[INSTRUCTIONS FOR THE TASK]:
Reproduce the full listing below unchanged, apart from the pictures.
━━━━━ RECORDS TO USE ━━━━━
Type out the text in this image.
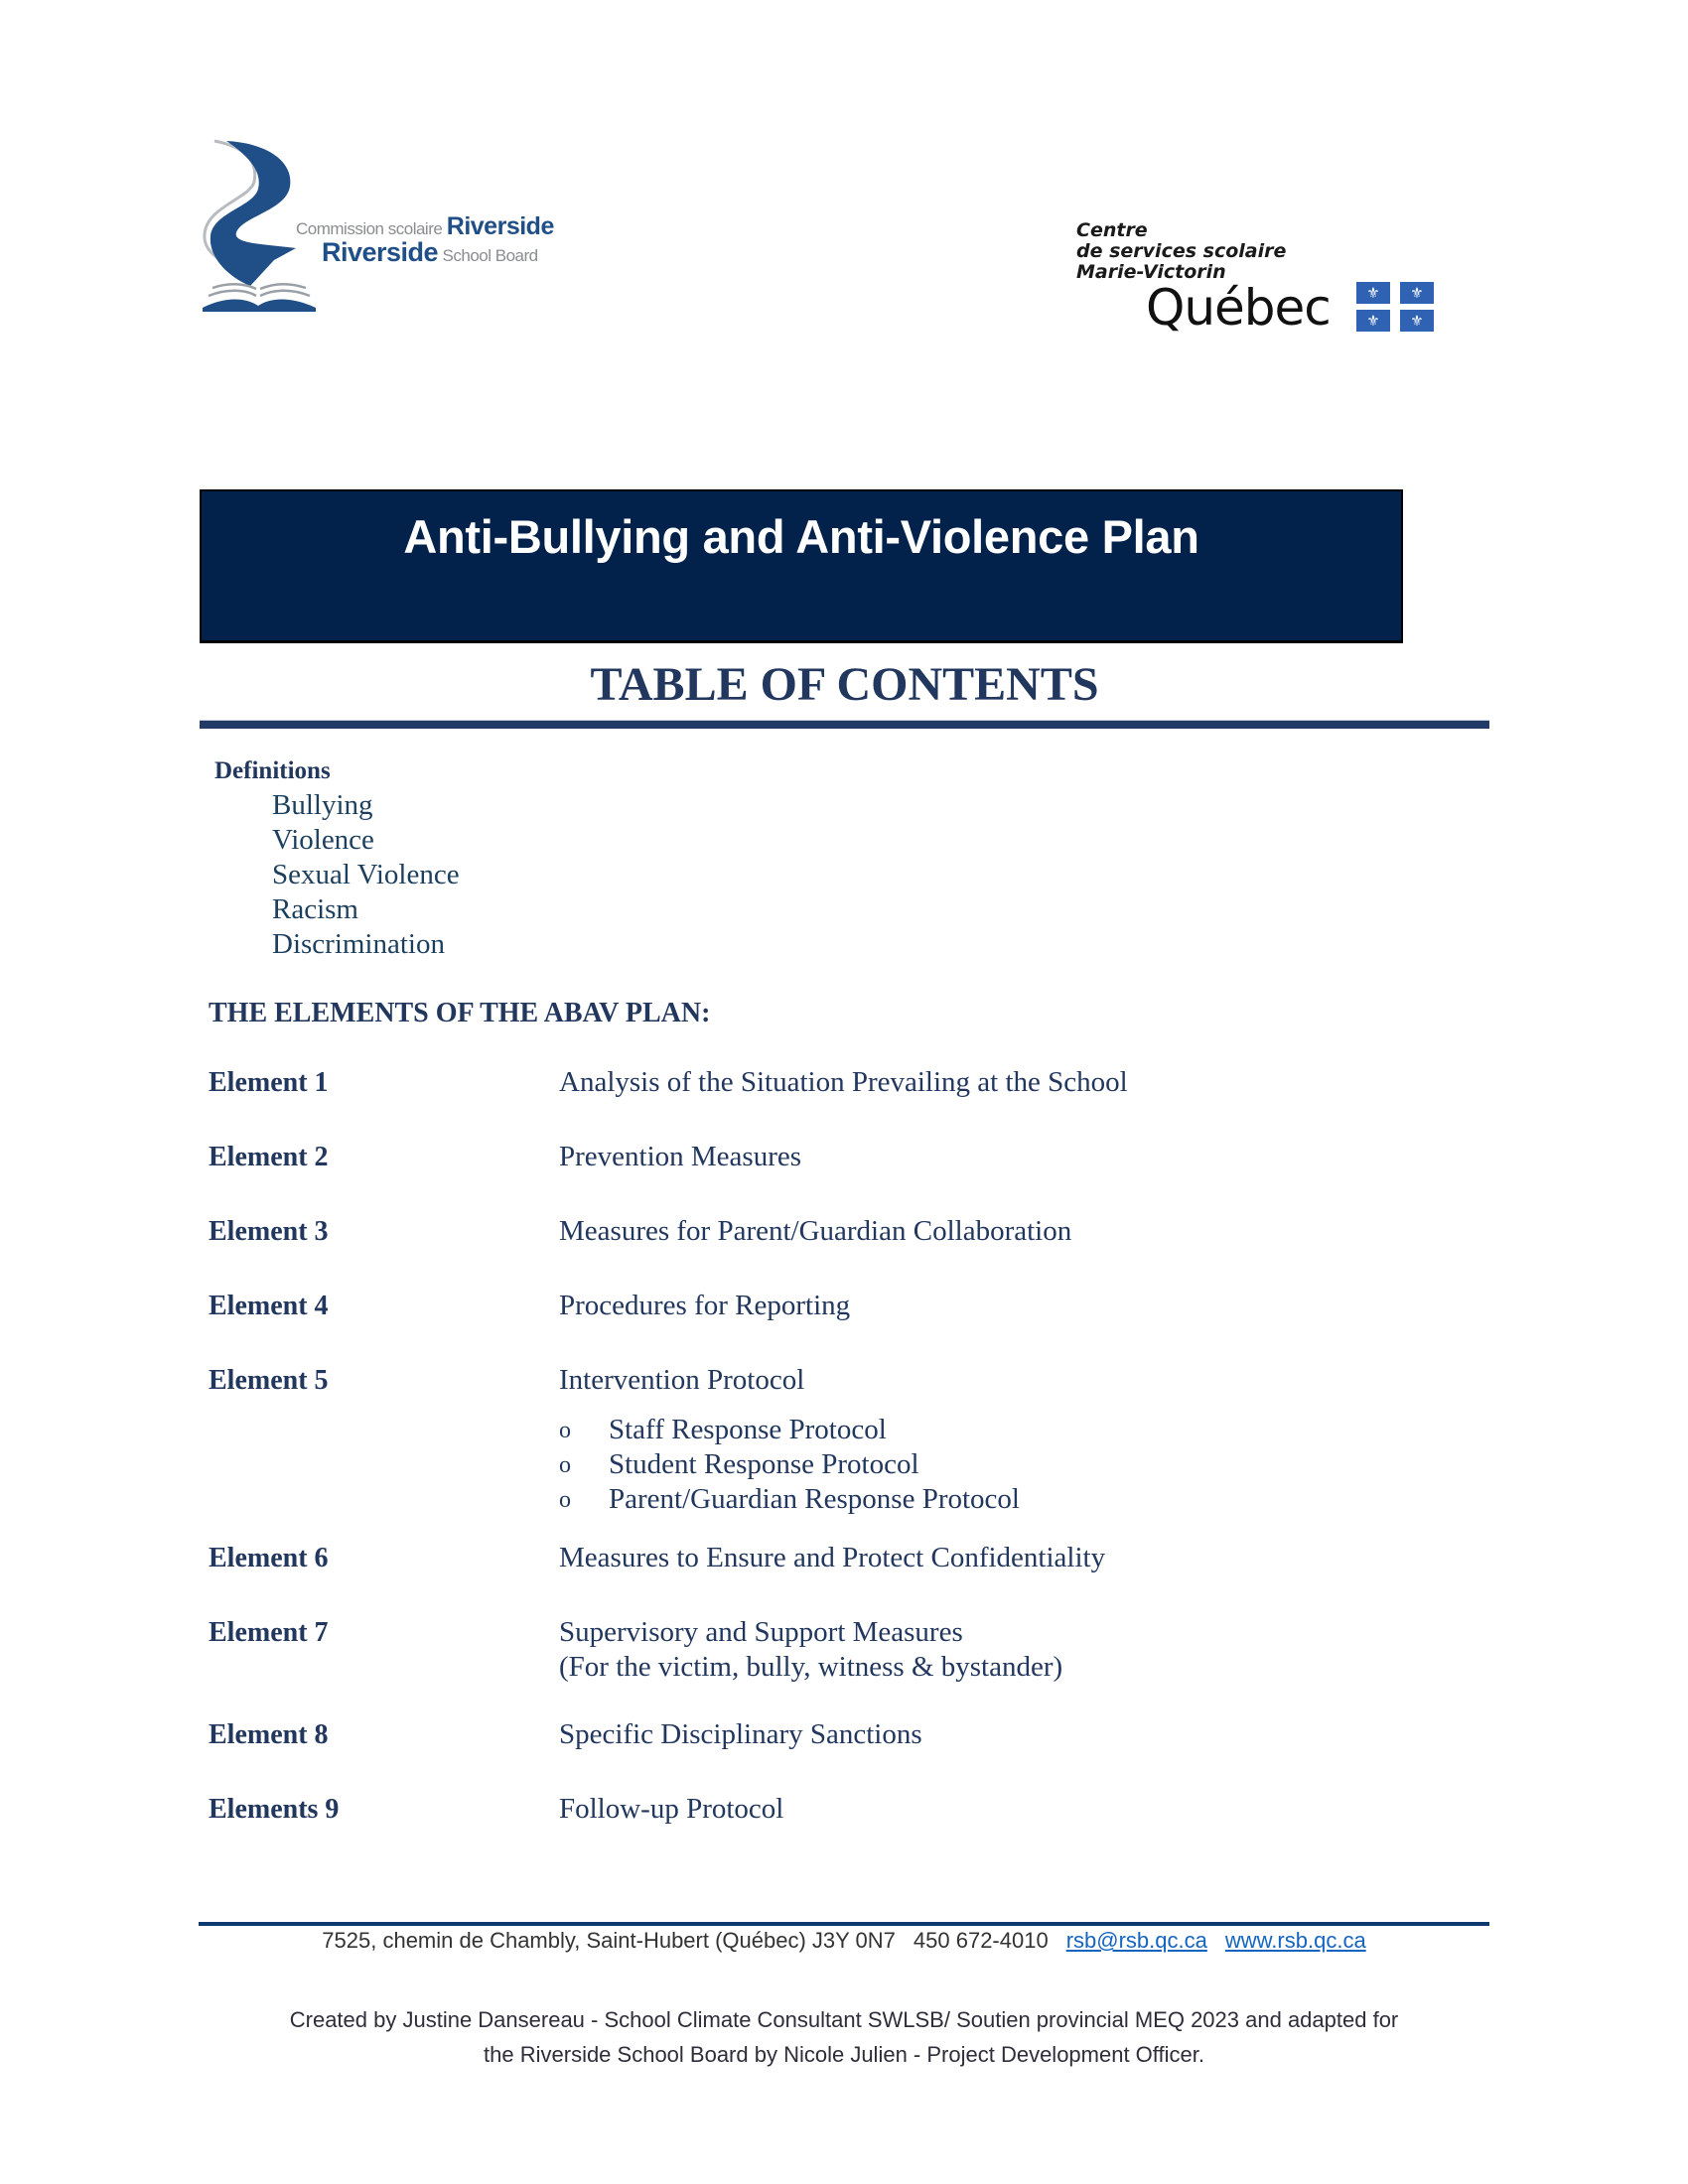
Commission scolaire Riverside
Riverside School Board
Centre
de services scolaire
Marie-Victorin
Québec	⚜	⚜
⚜	⚜
Anti-Bullying and Anti-Violence Plan
TABLE OF CONTENTS
Definitions
Bullying
Violence
Sexual Violence
Racism
Discrimination
THE ELEMENTS OF THE ABAV PLAN:
Element 1	Analysis of the Situation Prevailing at the School
Element 2	Prevention Measures
Element 3	Measures for Parent/Guardian Collaboration
Element 4	Procedures for Reporting
Element 5	Intervention Protocol
o Staff Response Protocol
o Student Response Protocol
o Parent/Guardian Response Protocol
Element 6	Measures to Ensure and Protect Confidentiality
Element 7	Supervisory and Support Measures
(For the victim, bully, witness & bystander)
Element 8	Specific Disciplinary Sanctions
Elements 9	Follow-up Protocol
7525, chemin de Chambly, Saint-Hubert (Québec) J3Y 0N7 450 672-4010 rsb@rsb.qc.ca www.rsb.qc.ca
Created by Justine Dansereau - School Climate Consultant SWLSB/ Soutien provincial MEQ 2023 and adapted for
the Riverside School Board by Nicole Julien - Project Development Officer.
━━━━━
[RESULT OF THE TASK]:
Type out the text in this image.
Commission scolaire Riverside
Riverside School Board
Centre
de services scolaire
Marie-Victorin
Québec	⚜	⚜
⚜	⚜
Anti-Bullying and Anti-Violence Plan
TABLE OF CONTENTS
Definitions
Bullying
Violence
Sexual Violence
Racism
Discrimination
THE ELEMENTS OF THE ABAV PLAN:
Element 1	Analysis of the Situation Prevailing at the School
Element 2	Prevention Measures
Element 3	Measures for Parent/Guardian Collaboration
Element 4	Procedures for Reporting
Element 5	Intervention Protocol
o Staff Response Protocol
o Student Response Protocol
o Parent/Guardian Response Protocol
Element 6	Measures to Ensure and Protect Confidentiality
Element 7	Supervisory and Support Measures
(For the victim, bully, witness & bystander)
Element 8	Specific Disciplinary Sanctions
Elements 9	Follow-up Protocol
7525, chemin de Chambly, Saint-Hubert (Québec) J3Y 0N7 450 672-4010 rsb@rsb.qc.ca www.rsb.qc.ca
Created by Justine Dansereau - School Climate Consultant SWLSB/ Soutien provincial MEQ 2023 and adapted for
the Riverside School Board by Nicole Julien - Project Development Officer.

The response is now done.